#### AIM:
Return every line below as is, leaving out the pictures.

────

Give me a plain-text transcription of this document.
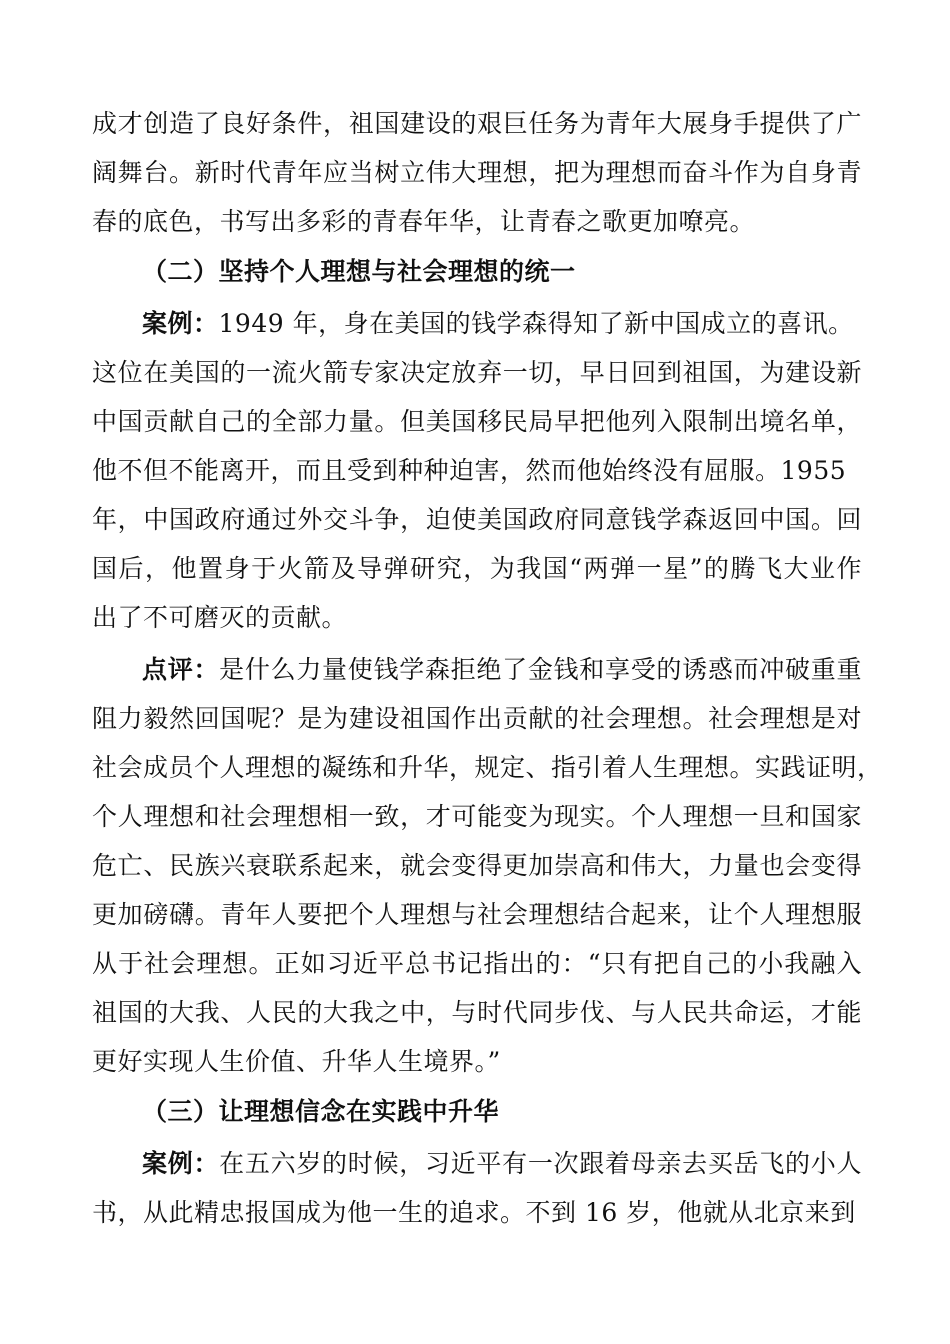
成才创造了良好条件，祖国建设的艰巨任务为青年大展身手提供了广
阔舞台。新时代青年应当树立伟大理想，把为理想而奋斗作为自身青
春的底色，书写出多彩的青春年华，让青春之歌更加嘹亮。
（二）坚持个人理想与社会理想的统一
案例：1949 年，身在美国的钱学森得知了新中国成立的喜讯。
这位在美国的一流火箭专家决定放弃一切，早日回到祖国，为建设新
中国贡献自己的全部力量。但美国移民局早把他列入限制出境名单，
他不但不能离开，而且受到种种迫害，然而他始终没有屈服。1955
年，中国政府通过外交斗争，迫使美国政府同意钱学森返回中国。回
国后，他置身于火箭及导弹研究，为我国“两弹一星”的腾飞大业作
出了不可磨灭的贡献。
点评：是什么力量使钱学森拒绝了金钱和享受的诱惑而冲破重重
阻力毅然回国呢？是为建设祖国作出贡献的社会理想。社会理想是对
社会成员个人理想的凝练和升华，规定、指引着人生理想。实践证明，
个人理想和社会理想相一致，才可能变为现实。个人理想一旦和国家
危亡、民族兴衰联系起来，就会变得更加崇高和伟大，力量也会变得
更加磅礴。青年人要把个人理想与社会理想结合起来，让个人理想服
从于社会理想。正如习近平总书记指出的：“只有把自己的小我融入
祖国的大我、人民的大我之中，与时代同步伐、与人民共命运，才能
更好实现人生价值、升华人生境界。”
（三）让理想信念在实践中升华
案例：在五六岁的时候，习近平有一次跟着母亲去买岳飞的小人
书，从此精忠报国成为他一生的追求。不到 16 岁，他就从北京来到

────

#### RESPONSE TO THE TASK:
Give me a plain-text transcription of this document.
成才创造了良好条件，祖国建设的艰巨任务为青年大展身手提供了广
阔舞台。新时代青年应当树立伟大理想，把为理想而奋斗作为自身青
春的底色，书写出多彩的青春年华，让青春之歌更加嘹亮。
（二）坚持个人理想与社会理想的统一
案例：1949 年，身在美国的钱学森得知了新中国成立的喜讯。
这位在美国的一流火箭专家决定放弃一切，早日回到祖国，为建设新
中国贡献自己的全部力量。但美国移民局早把他列入限制出境名单，
他不但不能离开，而且受到种种迫害，然而他始终没有屈服。1955
年，中国政府通过外交斗争，迫使美国政府同意钱学森返回中国。回
国后，他置身于火箭及导弹研究，为我国“两弹一星”的腾飞大业作
出了不可磨灭的贡献。
点评：是什么力量使钱学森拒绝了金钱和享受的诱惑而冲破重重
阻力毅然回国呢？是为建设祖国作出贡献的社会理想。社会理想是对
社会成员个人理想的凝练和升华，规定、指引着人生理想。实践证明，
个人理想和社会理想相一致，才可能变为现实。个人理想一旦和国家
危亡、民族兴衰联系起来，就会变得更加崇高和伟大，力量也会变得
更加磅礴。青年人要把个人理想与社会理想结合起来，让个人理想服
从于社会理想。正如习近平总书记指出的：“只有把自己的小我融入
祖国的大我、人民的大我之中，与时代同步伐、与人民共命运，才能
更好实现人生价值、升华人生境界。”
（三）让理想信念在实践中升华
案例：在五六岁的时候，习近平有一次跟着母亲去买岳飞的小人
书，从此精忠报国成为他一生的追求。不到 16 岁，他就从北京来到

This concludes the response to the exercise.